== Set task ==
Extract each line of the material that follows exactly and omit its pictures.

== Exercise material ==
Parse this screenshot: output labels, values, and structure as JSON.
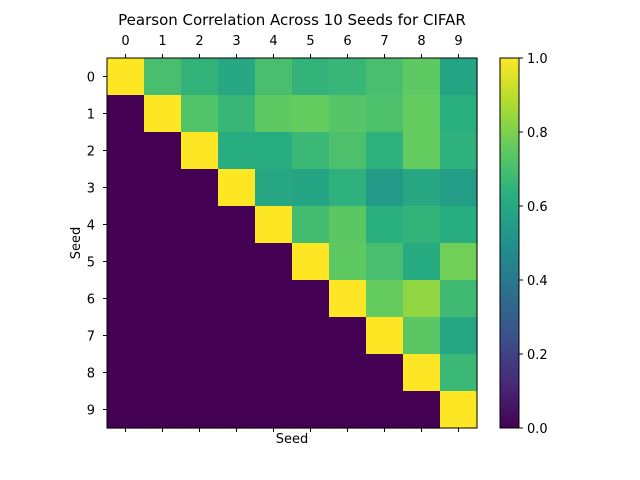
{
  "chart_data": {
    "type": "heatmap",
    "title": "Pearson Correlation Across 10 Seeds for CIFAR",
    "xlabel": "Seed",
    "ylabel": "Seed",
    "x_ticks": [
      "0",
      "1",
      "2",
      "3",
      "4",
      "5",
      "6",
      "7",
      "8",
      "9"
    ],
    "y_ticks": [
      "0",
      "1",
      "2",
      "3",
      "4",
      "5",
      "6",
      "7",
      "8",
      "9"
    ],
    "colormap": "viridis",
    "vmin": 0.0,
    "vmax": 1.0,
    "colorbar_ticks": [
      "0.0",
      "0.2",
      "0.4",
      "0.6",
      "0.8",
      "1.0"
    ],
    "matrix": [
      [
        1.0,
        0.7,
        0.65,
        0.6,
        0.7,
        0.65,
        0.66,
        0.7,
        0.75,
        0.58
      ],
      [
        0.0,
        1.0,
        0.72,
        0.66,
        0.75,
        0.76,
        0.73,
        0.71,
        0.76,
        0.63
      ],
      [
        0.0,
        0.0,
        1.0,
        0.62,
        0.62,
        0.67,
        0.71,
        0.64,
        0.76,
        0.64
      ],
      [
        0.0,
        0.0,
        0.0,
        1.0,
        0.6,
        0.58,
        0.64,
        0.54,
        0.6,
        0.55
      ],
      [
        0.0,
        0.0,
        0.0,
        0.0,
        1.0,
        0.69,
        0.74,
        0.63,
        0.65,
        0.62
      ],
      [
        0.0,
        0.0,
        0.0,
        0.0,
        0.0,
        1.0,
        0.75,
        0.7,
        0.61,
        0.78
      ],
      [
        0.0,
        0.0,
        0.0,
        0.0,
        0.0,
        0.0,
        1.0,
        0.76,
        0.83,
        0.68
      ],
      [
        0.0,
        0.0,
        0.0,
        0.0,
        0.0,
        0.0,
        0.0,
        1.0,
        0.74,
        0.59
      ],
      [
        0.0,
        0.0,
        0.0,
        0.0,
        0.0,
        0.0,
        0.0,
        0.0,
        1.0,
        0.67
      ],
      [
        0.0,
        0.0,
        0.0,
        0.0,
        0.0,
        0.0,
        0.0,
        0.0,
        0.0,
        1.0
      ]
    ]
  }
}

== Response ==
Parse this screenshot: output labels, values, and structure as JSON.
{
  "chart_data": {
    "type": "heatmap",
    "title": "Pearson Correlation Across 10 Seeds for CIFAR",
    "xlabel": "Seed",
    "ylabel": "Seed",
    "x_ticks": [
      "0",
      "1",
      "2",
      "3",
      "4",
      "5",
      "6",
      "7",
      "8",
      "9"
    ],
    "y_ticks": [
      "0",
      "1",
      "2",
      "3",
      "4",
      "5",
      "6",
      "7",
      "8",
      "9"
    ],
    "colormap": "viridis",
    "vmin": 0.0,
    "vmax": 1.0,
    "colorbar_ticks": [
      "0.0",
      "0.2",
      "0.4",
      "0.6",
      "0.8",
      "1.0"
    ],
    "matrix": [
      [
        1.0,
        0.7,
        0.65,
        0.6,
        0.7,
        0.65,
        0.66,
        0.7,
        0.75,
        0.58
      ],
      [
        0.0,
        1.0,
        0.72,
        0.66,
        0.75,
        0.76,
        0.73,
        0.71,
        0.76,
        0.63
      ],
      [
        0.0,
        0.0,
        1.0,
        0.62,
        0.62,
        0.67,
        0.71,
        0.64,
        0.76,
        0.64
      ],
      [
        0.0,
        0.0,
        0.0,
        1.0,
        0.6,
        0.58,
        0.64,
        0.54,
        0.6,
        0.55
      ],
      [
        0.0,
        0.0,
        0.0,
        0.0,
        1.0,
        0.69,
        0.74,
        0.63,
        0.65,
        0.62
      ],
      [
        0.0,
        0.0,
        0.0,
        0.0,
        0.0,
        1.0,
        0.75,
        0.7,
        0.61,
        0.78
      ],
      [
        0.0,
        0.0,
        0.0,
        0.0,
        0.0,
        0.0,
        1.0,
        0.76,
        0.83,
        0.68
      ],
      [
        0.0,
        0.0,
        0.0,
        0.0,
        0.0,
        0.0,
        0.0,
        1.0,
        0.74,
        0.59
      ],
      [
        0.0,
        0.0,
        0.0,
        0.0,
        0.0,
        0.0,
        0.0,
        0.0,
        1.0,
        0.67
      ],
      [
        0.0,
        0.0,
        0.0,
        0.0,
        0.0,
        0.0,
        0.0,
        0.0,
        0.0,
        1.0
      ]
    ]
  }
}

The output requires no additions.